-- BEGIN --

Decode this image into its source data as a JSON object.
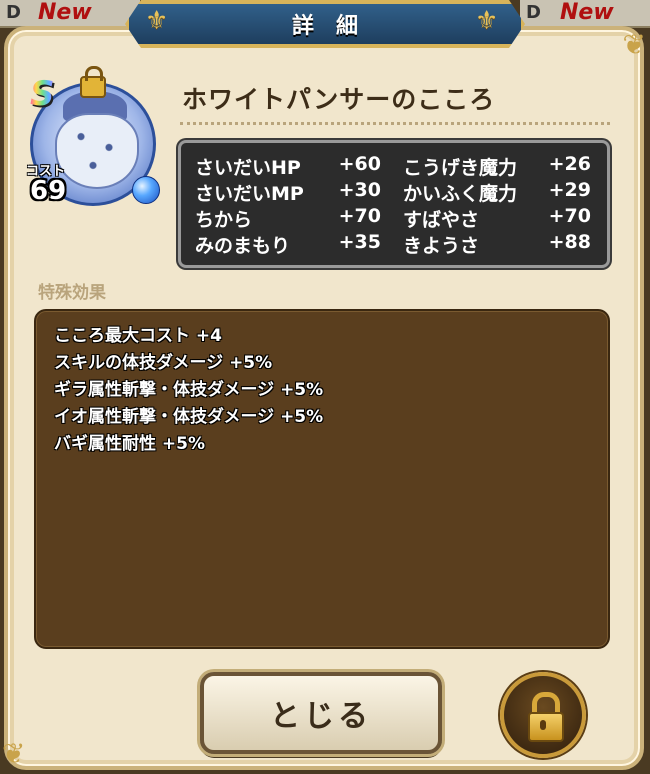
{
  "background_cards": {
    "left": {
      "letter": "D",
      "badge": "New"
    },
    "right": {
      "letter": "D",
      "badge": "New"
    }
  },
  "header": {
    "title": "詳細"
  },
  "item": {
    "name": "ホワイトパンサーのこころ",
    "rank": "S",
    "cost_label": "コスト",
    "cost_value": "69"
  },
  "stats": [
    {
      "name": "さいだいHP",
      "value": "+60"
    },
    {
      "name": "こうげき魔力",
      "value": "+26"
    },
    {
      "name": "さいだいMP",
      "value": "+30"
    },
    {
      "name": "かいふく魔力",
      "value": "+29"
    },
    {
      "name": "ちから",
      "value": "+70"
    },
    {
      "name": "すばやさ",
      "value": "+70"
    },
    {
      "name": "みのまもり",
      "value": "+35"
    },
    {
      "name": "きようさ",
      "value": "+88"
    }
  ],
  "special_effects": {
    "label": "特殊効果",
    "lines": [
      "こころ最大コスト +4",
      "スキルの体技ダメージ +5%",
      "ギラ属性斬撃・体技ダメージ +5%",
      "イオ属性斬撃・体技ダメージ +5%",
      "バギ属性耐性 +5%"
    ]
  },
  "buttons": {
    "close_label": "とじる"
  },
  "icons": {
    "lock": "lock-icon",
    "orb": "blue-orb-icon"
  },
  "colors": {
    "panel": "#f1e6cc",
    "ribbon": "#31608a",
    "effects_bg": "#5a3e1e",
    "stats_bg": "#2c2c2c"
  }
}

-- END --

STATED GOAL:
Scan the material above. Copy each line where "name" occurs.

RESULT OF THE TASK:
    "name": "ホワイトパンサーのこころ",
      "name": "さいだいHP",
      "name": "こうげき魔力",
      "name": "さいだいMP",
      "name": "かいふく魔力",
      "name": "ちから",
      "name": "すばやさ",
      "name": "みのまもり",
      "name": "きようさ",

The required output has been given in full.